Exercise material –
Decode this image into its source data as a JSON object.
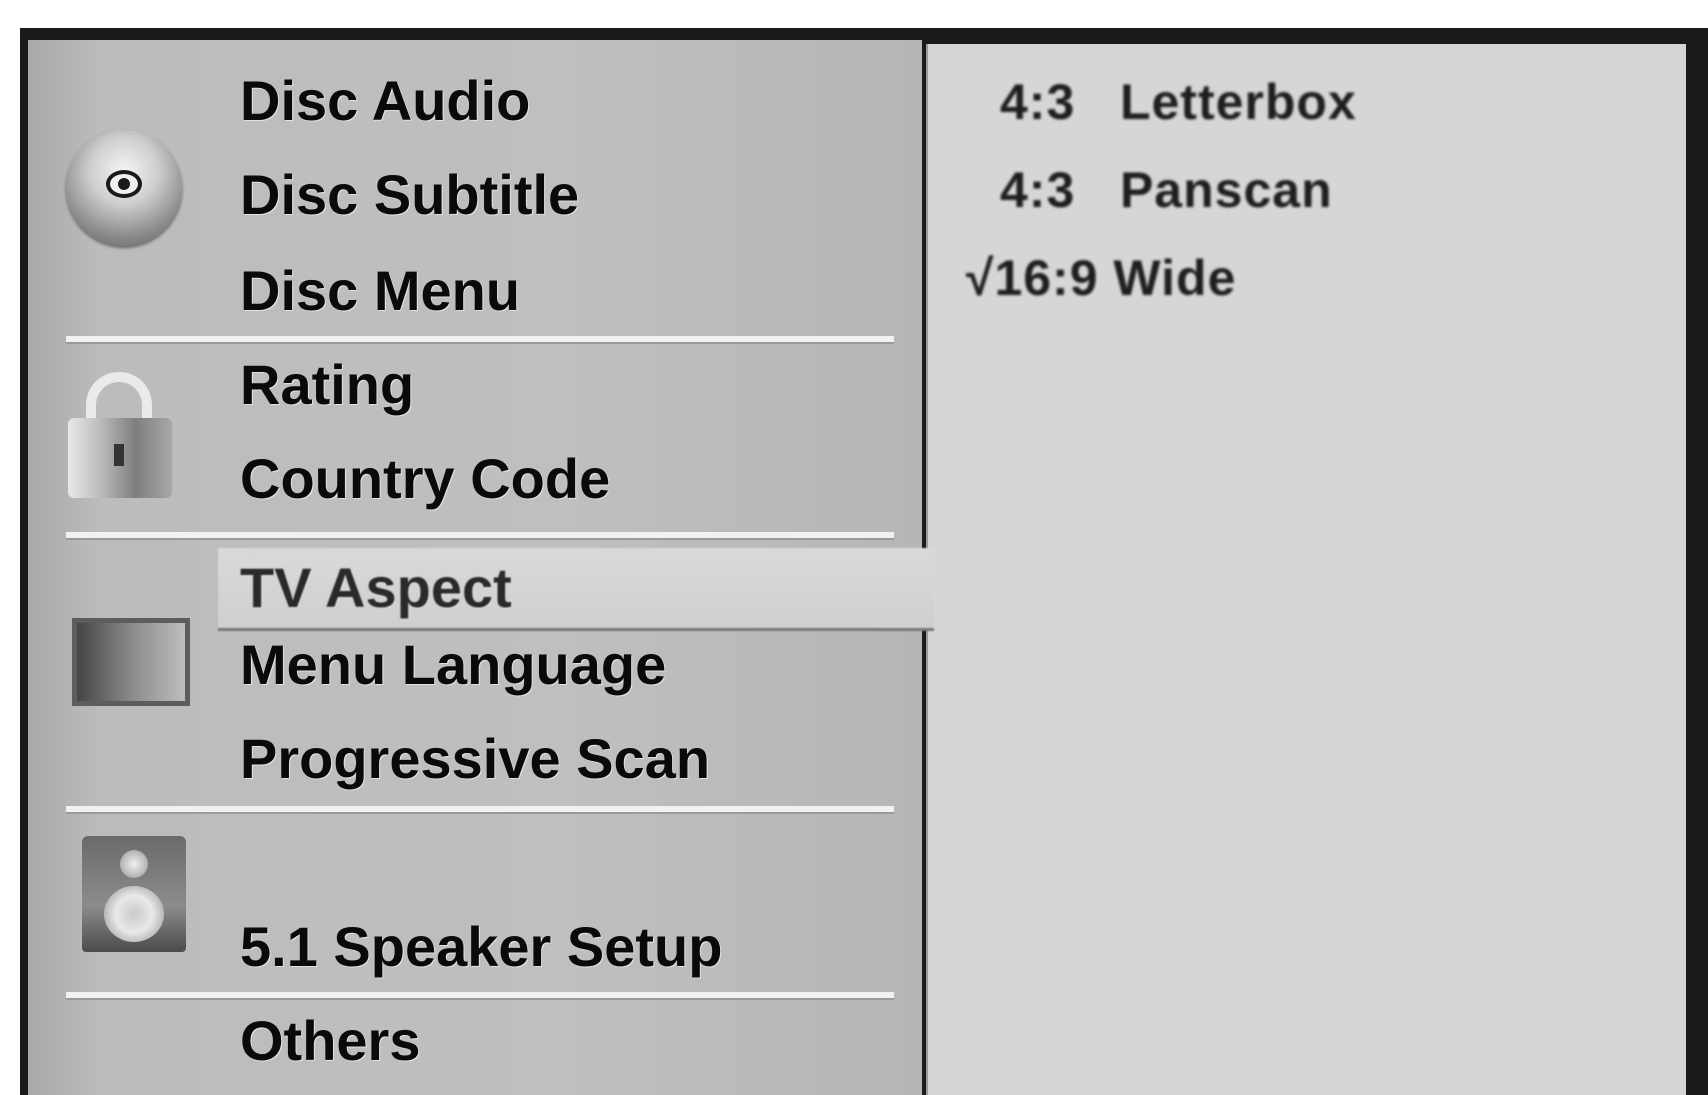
{
  "menu": {
    "items": [
      {
        "label": "Disc Audio"
      },
      {
        "label": "Disc Subtitle"
      },
      {
        "label": "Disc Menu"
      },
      {
        "label": "Rating"
      },
      {
        "label": "Country Code"
      },
      {
        "label": "TV Aspect"
      },
      {
        "label": "Menu Language"
      },
      {
        "label": "Progressive Scan"
      },
      {
        "label": "5.1 Speaker Setup"
      },
      {
        "label": "Others"
      }
    ],
    "selected": "TV Aspect"
  },
  "submenu": {
    "options": [
      {
        "label": "4:3   Letterbox"
      },
      {
        "label": "4:3   Panscan"
      },
      {
        "label": "√16:9 Wide"
      }
    ],
    "checked": "16:9 Wide"
  },
  "icons": [
    "disc-icon",
    "lock-icon",
    "tv-icon",
    "speaker-icon"
  ]
}
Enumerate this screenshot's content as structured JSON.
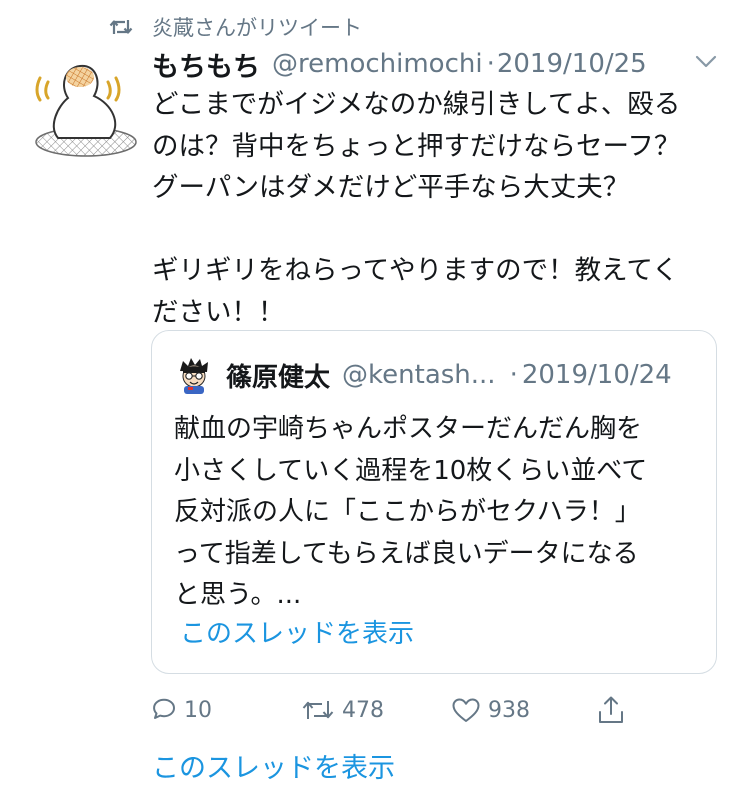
{
  "retweet": {
    "icon": "retweet-icon",
    "text": "炎蔵さんがリツイート"
  },
  "tweet": {
    "avatar_icon": "mochi-avatar",
    "name": "もちもち",
    "handle": "@remochimochi",
    "separator": "·",
    "date": "2019/10/25",
    "menu_icon": "chevron-down-icon",
    "text": "どこまでがイジメなのか線引きしてよ、殴る\nのは？背中をちょっと押すだけならセーフ？\nグーパンはダメだけど平手なら大丈夫？\n\nギリギリをねらってやりますので！教えてく\nださい！！"
  },
  "quote": {
    "avatar_icon": "cartoon-boy-avatar",
    "name": "篠原健太",
    "handle": "@kentash...",
    "separator": "·",
    "date": "2019/10/24",
    "text": "献血の宇崎ちゃんポスターだんだん胸を\n小さくしていく過程を10枚くらい並べて\n反対派の人に「ここからがセクハラ！」\nって指差してもらえば良いデータになる\nと思う。...",
    "thread_link": "このスレッドを表示"
  },
  "actions": {
    "reply": {
      "icon": "reply-icon",
      "count": "10"
    },
    "retweet": {
      "icon": "retweet-icon",
      "count": "478"
    },
    "like": {
      "icon": "heart-icon",
      "count": "938"
    },
    "share": {
      "icon": "share-icon"
    }
  },
  "thread_link": "このスレッドを表示",
  "colors": {
    "text": "#14171a",
    "secondary": "#657786",
    "link": "#1b95e0",
    "border": "#d5dde3"
  }
}
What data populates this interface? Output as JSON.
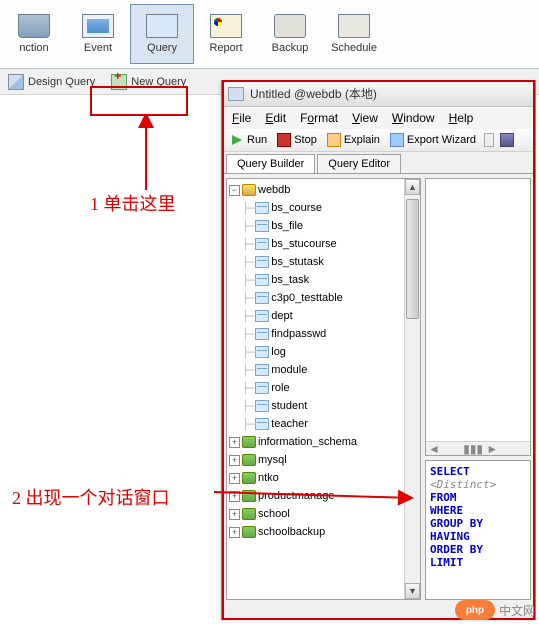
{
  "toolbar": {
    "items": [
      {
        "label": "nction",
        "name": "connection-button"
      },
      {
        "label": "Event",
        "name": "event-button"
      },
      {
        "label": "Query",
        "name": "query-button",
        "active": true
      },
      {
        "label": "Report",
        "name": "report-button"
      },
      {
        "label": "Backup",
        "name": "backup-button"
      },
      {
        "label": "Schedule",
        "name": "schedule-button"
      }
    ]
  },
  "subtoolbar": {
    "design_label": "Design Query",
    "new_label": "New Query"
  },
  "annotations": {
    "step1": "1 单击这里",
    "step2": "2 出现一个对话窗口"
  },
  "window": {
    "title": "Untitled @webdb (本地)",
    "menu": {
      "file": "File",
      "edit": "Edit",
      "format": "Format",
      "view": "View",
      "window": "Window",
      "help": "Help"
    },
    "actions": {
      "run": "Run",
      "stop": "Stop",
      "explain": "Explain",
      "export": "Export Wizard"
    },
    "tabs": {
      "builder": "Query Builder",
      "editor": "Query Editor"
    },
    "tree": {
      "root": "webdb",
      "tables": [
        "bs_course",
        "bs_file",
        "bs_stucourse",
        "bs_stutask",
        "bs_task",
        "c3p0_testtable",
        "dept",
        "findpasswd",
        "log",
        "module",
        "role",
        "student",
        "teacher"
      ],
      "databases": [
        "information_schema",
        "mysql",
        "ntko",
        "productmanage",
        "school",
        "schoolbackup"
      ]
    },
    "sql_keywords": [
      "SELECT",
      "FROM",
      "WHERE",
      "GROUP BY",
      "HAVING",
      "ORDER BY",
      "LIMIT"
    ],
    "sql_distinct": "<Distinct>"
  },
  "watermark": {
    "badge": "php",
    "text": "中文网"
  }
}
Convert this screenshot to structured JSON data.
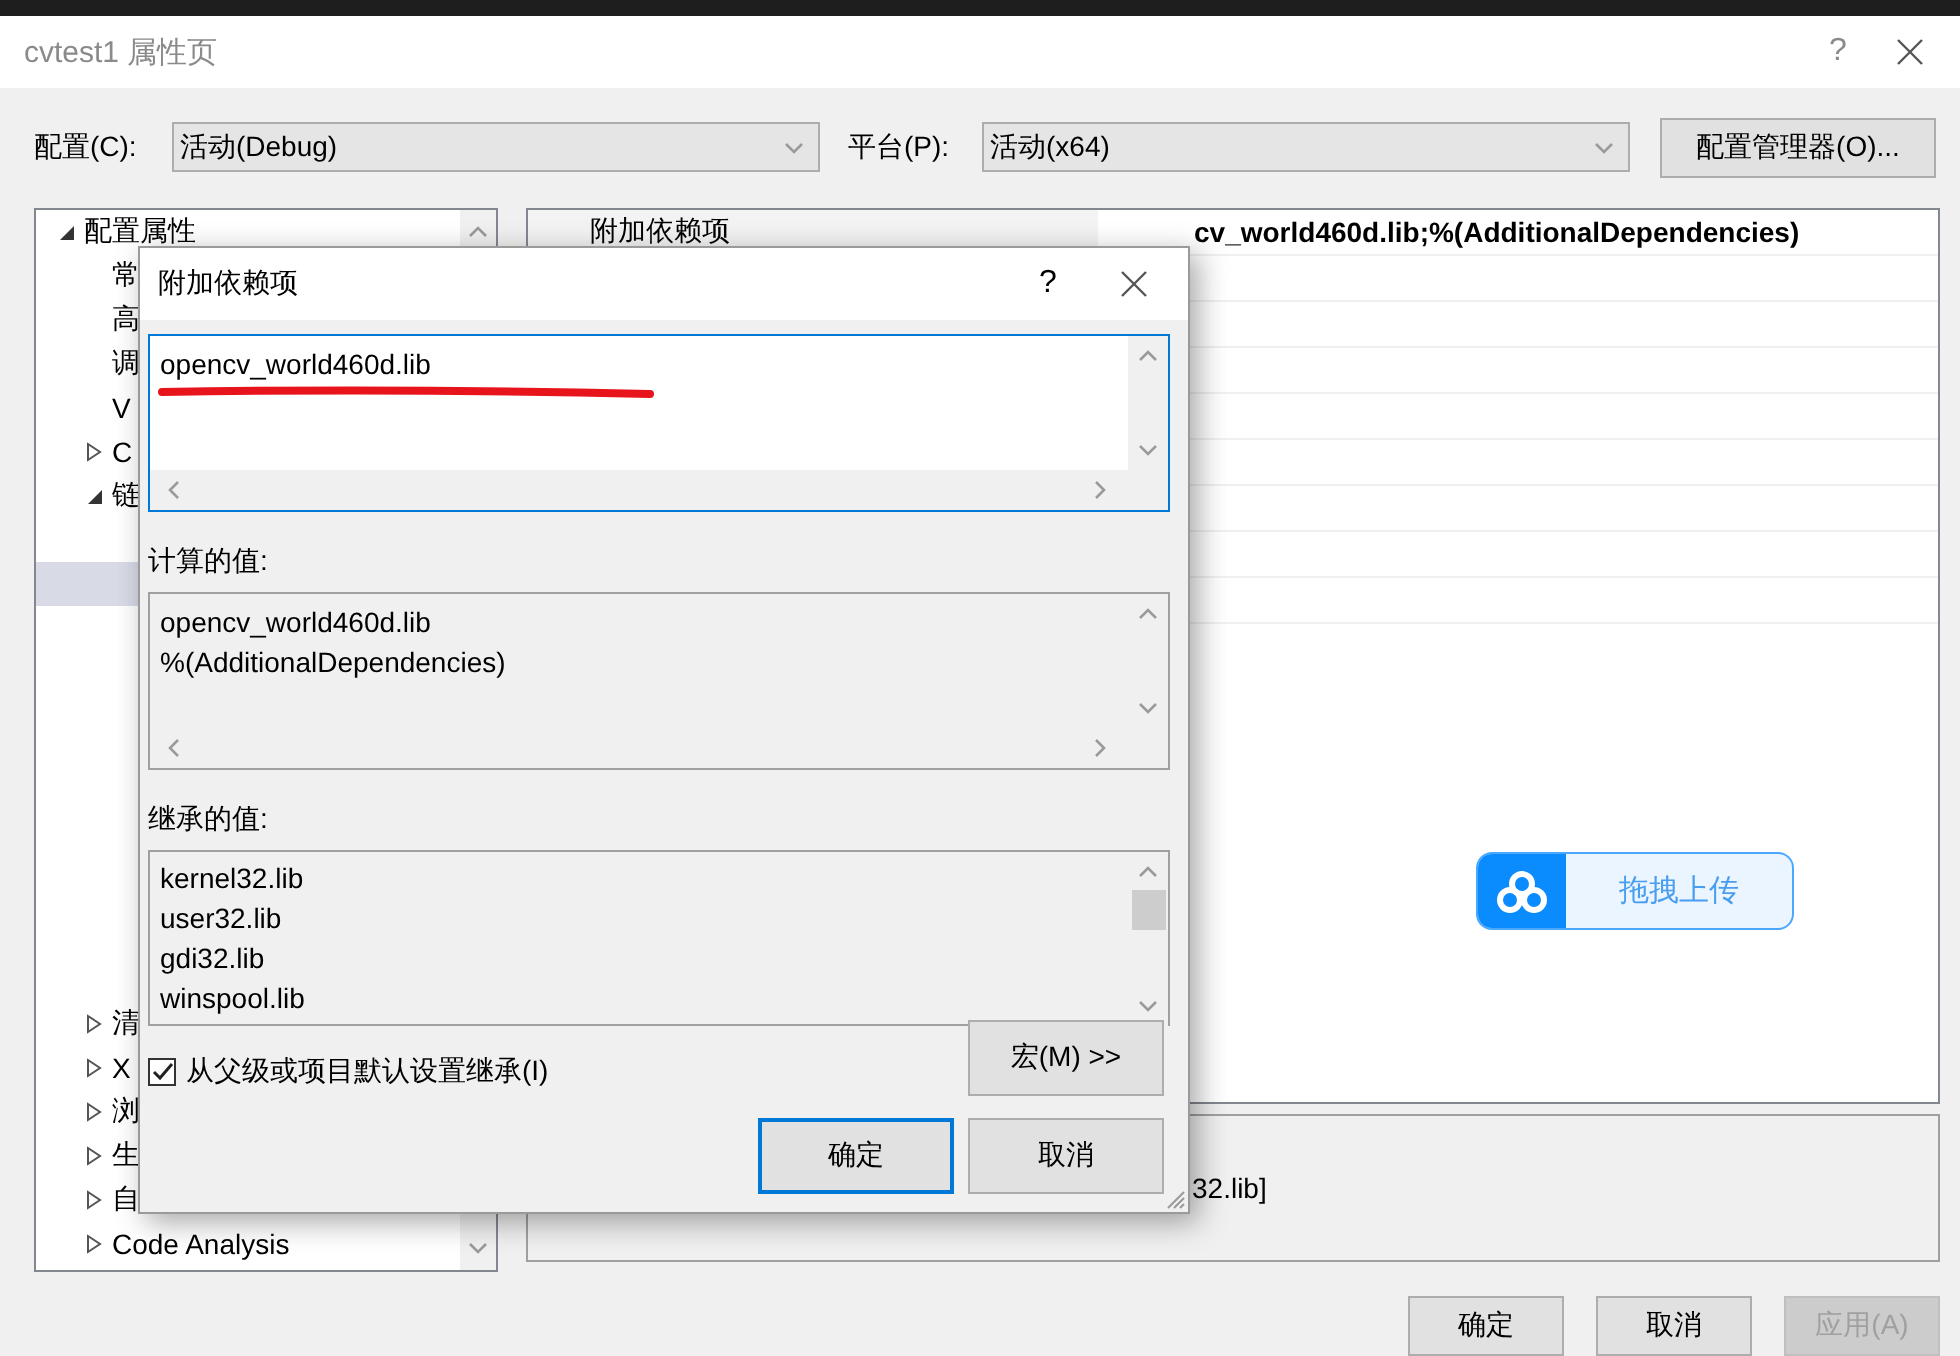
{
  "window": {
    "title": "cvtest1 属性页",
    "help_glyph": "?"
  },
  "config": {
    "label": "配置(C):",
    "value": "活动(Debug)"
  },
  "platform": {
    "label": "平台(P):",
    "value": "活动(x64)"
  },
  "config_manager_button": "配置管理器(O)...",
  "tree": [
    {
      "label": "配置属性",
      "expanded": true,
      "selected": false,
      "children": [
        {
          "label": "常",
          "selected": false
        },
        {
          "label": "高",
          "selected": false
        },
        {
          "label": "调",
          "selected": false
        },
        {
          "label": "V",
          "selected": false
        },
        {
          "label": "C",
          "expanded": false,
          "selected": false
        },
        {
          "label": "链",
          "expanded": true,
          "selected": false,
          "children": [
            {
              "selected": false
            },
            {
              "selected": true
            },
            {
              "selected": false
            },
            {
              "selected": false
            },
            {
              "selected": false
            },
            {
              "selected": false
            },
            {
              "selected": false
            },
            {
              "selected": false
            },
            {
              "selected": false
            },
            {
              "selected": false
            },
            {
              "selected": false
            }
          ]
        },
        {
          "label": "清",
          "expanded": false,
          "selected": false
        },
        {
          "label": "X",
          "expanded": false,
          "selected": false
        },
        {
          "label": "浏",
          "expanded": false,
          "selected": false
        },
        {
          "label": "生",
          "expanded": false,
          "selected": false
        },
        {
          "label": "自",
          "expanded": false,
          "selected": false
        },
        {
          "label": "Code Analysis",
          "expanded": false,
          "selected": false
        }
      ]
    }
  ],
  "property_grid": {
    "rows": [
      {
        "name": "附加依赖项",
        "value": "cv_world460d.lib;%(AdditionalDependencies)"
      }
    ]
  },
  "upload_widget": {
    "label": "拖拽上传"
  },
  "description": {
    "text": "32.lib]"
  },
  "buttons": [
    {
      "label": "确定",
      "disabled": false
    },
    {
      "label": "取消",
      "disabled": false
    },
    {
      "label": "应用(A)",
      "disabled": true
    }
  ],
  "dialog": {
    "title": "附加依赖项",
    "help_glyph": "?",
    "edit": {
      "value": "opencv_world460d.lib"
    },
    "computed": {
      "label": "计算的值:",
      "lines": [
        "opencv_world460d.lib",
        "%(AdditionalDependencies)"
      ]
    },
    "inherited": {
      "label": "继承的值:",
      "lines": [
        "kernel32.lib",
        "user32.lib",
        "gdi32.lib",
        "winspool.lib"
      ]
    },
    "inherit_checkbox": {
      "label": "从父级或项目默认设置继承(I)",
      "checked": true
    },
    "macro_button": "宏(M) >>",
    "buttons": [
      {
        "label": "确定",
        "default": true
      },
      {
        "label": "取消",
        "default": false
      }
    ]
  }
}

Stated exercise – Take the listing and print it again exactly, but without any pictures.

Correct answer –
Decode this image into its source data as a JSON object.
{
  "menu": {
    "items": [
      {
        "label": "Disc Audio"
      },
      {
        "label": "Disc Subtitle"
      },
      {
        "label": "Disc Menu"
      },
      {
        "label": "Rating"
      },
      {
        "label": "Country Code"
      },
      {
        "label": "TV Aspect"
      },
      {
        "label": "Menu Language"
      },
      {
        "label": "Progressive Scan"
      },
      {
        "label": "5.1 Speaker Setup"
      },
      {
        "label": "Others"
      }
    ],
    "selected": "TV Aspect"
  },
  "submenu": {
    "options": [
      {
        "label": "4:3   Letterbox"
      },
      {
        "label": "4:3   Panscan"
      },
      {
        "label": "√16:9 Wide"
      }
    ],
    "checked": "16:9 Wide"
  },
  "icons": [
    "disc-icon",
    "lock-icon",
    "tv-icon",
    "speaker-icon"
  ]
}
Enumerate this screenshot's content as structured JSON.
{
  "retweet": {
    "icon": "retweet-icon",
    "text": "炎蔵さんがリツイート"
  },
  "tweet": {
    "avatar_icon": "mochi-avatar",
    "name": "もちもち",
    "handle": "@remochimochi",
    "separator": "·",
    "date": "2019/10/25",
    "menu_icon": "chevron-down-icon",
    "text": "どこまでがイジメなのか線引きしてよ、殴る\nのは？背中をちょっと押すだけならセーフ？\nグーパンはダメだけど平手なら大丈夫？\n\nギリギリをねらってやりますので！教えてく\nださい！！"
  },
  "quote": {
    "avatar_icon": "cartoon-boy-avatar",
    "name": "篠原健太",
    "handle": "@kentash...",
    "separator": "·",
    "date": "2019/10/24",
    "text": "献血の宇崎ちゃんポスターだんだん胸を\n小さくしていく過程を10枚くらい並べて\n反対派の人に「ここからがセクハラ！」\nって指差してもらえば良いデータになる\nと思う。...",
    "thread_link": "このスレッドを表示"
  },
  "actions": {
    "reply": {
      "icon": "reply-icon",
      "count": "10"
    },
    "retweet": {
      "icon": "retweet-icon",
      "count": "478"
    },
    "like": {
      "icon": "heart-icon",
      "count": "938"
    },
    "share": {
      "icon": "share-icon"
    }
  },
  "thread_link": "このスレッドを表示",
  "colors": {
    "text": "#14171a",
    "secondary": "#657786",
    "link": "#1b95e0",
    "border": "#d5dde3"
  }
}
What data populates this interface? Output as JSON.
{
  "toolbar": {
    "items": [
      {
        "label": "nction",
        "name": "connection-button"
      },
      {
        "label": "Event",
        "name": "event-button"
      },
      {
        "label": "Query",
        "name": "query-button",
        "active": true
      },
      {
        "label": "Report",
        "name": "report-button"
      },
      {
        "label": "Backup",
        "name": "backup-button"
      },
      {
        "label": "Schedule",
        "name": "schedule-button"
      }
    ]
  },
  "subtoolbar": {
    "design_label": "Design Query",
    "new_label": "New Query"
  },
  "annotations": {
    "step1": "1 单击这里",
    "step2": "2 出现一个对话窗口"
  },
  "window": {
    "title": "Untitled @webdb (本地)",
    "menu": {
      "file": "File",
      "edit": "Edit",
      "format": "Format",
      "view": "View",
      "window": "Window",
      "help": "Help"
    },
    "actions": {
      "run": "Run",
      "stop": "Stop",
      "explain": "Explain",
      "export": "Export Wizard"
    },
    "tabs": {
      "builder": "Query Builder",
      "editor": "Query Editor"
    },
    "tree": {
      "root": "webdb",
      "tables": [
        "bs_course",
        "bs_file",
        "bs_stucourse",
        "bs_stutask",
        "bs_task",
        "c3p0_testtable",
        "dept",
        "findpasswd",
        "log",
        "module",
        "role",
        "student",
        "teacher"
      ],
      "databases": [
        "information_schema",
        "mysql",
        "ntko",
        "productmanage",
        "school",
        "schoolbackup"
      ]
    },
    "sql_keywords": [
      "SELECT",
      "FROM",
      "WHERE",
      "GROUP BY",
      "HAVING",
      "ORDER BY",
      "LIMIT"
    ],
    "sql_distinct": "<Distinct>"
  },
  "watermark": {
    "badge": "php",
    "text": "中文网"
  }
}
Convert this screenshot to structured JSON data.
{
  "window": {
    "title": "cvtest1 属性页",
    "help_glyph": "?"
  },
  "config": {
    "label": "配置(C):",
    "value": "活动(Debug)"
  },
  "platform": {
    "label": "平台(P):",
    "value": "活动(x64)"
  },
  "config_manager_button": "配置管理器(O)...",
  "tree": [
    {
      "label": "配置属性",
      "expanded": true,
      "selected": false,
      "children": [
        {
          "label": "常",
          "selected": false
        },
        {
          "label": "高",
          "selected": false
        },
        {
          "label": "调",
          "selected": false
        },
        {
          "label": "V",
          "selected": false
        },
        {
          "label": "C",
          "expanded": false,
          "selected": false
        },
        {
          "label": "链",
          "expanded": true,
          "selected": false,
          "children": [
            {
              "selected": false
            },
            {
              "selected": true
            },
            {
              "selected": false
            },
            {
              "selected": false
            },
            {
              "selected": false
            },
            {
              "selected": false
            },
            {
              "selected": false
            },
            {
              "selected": false
            },
            {
              "selected": false
            },
            {
              "selected": false
            },
            {
              "selected": false
            }
          ]
        },
        {
          "label": "清",
          "expanded": false,
          "selected": false
        },
        {
          "label": "X",
          "expanded": false,
          "selected": false
        },
        {
          "label": "浏",
          "expanded": false,
          "selected": false
        },
        {
          "label": "生",
          "expanded": false,
          "selected": false
        },
        {
          "label": "自",
          "expanded": false,
          "selected": false
        },
        {
          "label": "Code Analysis",
          "expanded": false,
          "selected": false
        }
      ]
    }
  ],
  "property_grid": {
    "rows": [
      {
        "name": "附加依赖项",
        "value": "cv_world460d.lib;%(AdditionalDependencies)"
      }
    ]
  },
  "upload_widget": {
    "label": "拖拽上传"
  },
  "description": {
    "text": "32.lib]"
  },
  "buttons": [
    {
      "label": "确定",
      "disabled": false
    },
    {
      "label": "取消",
      "disabled": false
    },
    {
      "label": "应用(A)",
      "disabled": true
    }
  ],
  "dialog": {
    "title": "附加依赖项",
    "help_glyph": "?",
    "edit": {
      "value": "opencv_world460d.lib"
    },
    "computed": {
      "label": "计算的值:",
      "lines": [
        "opencv_world460d.lib",
        "%(AdditionalDependencies)"
      ]
    },
    "inherited": {
      "label": "继承的值:",
      "lines": [
        "kernel32.lib",
        "user32.lib",
        "gdi32.lib",
        "winspool.lib"
      ]
    },
    "inherit_checkbox": {
      "label": "从父级或项目默认设置继承(I)",
      "checked": true
    },
    "macro_button": "宏(M) >>",
    "buttons": [
      {
        "label": "确定",
        "default": true
      },
      {
        "label": "取消",
        "default": false
      }
    ]
  }
}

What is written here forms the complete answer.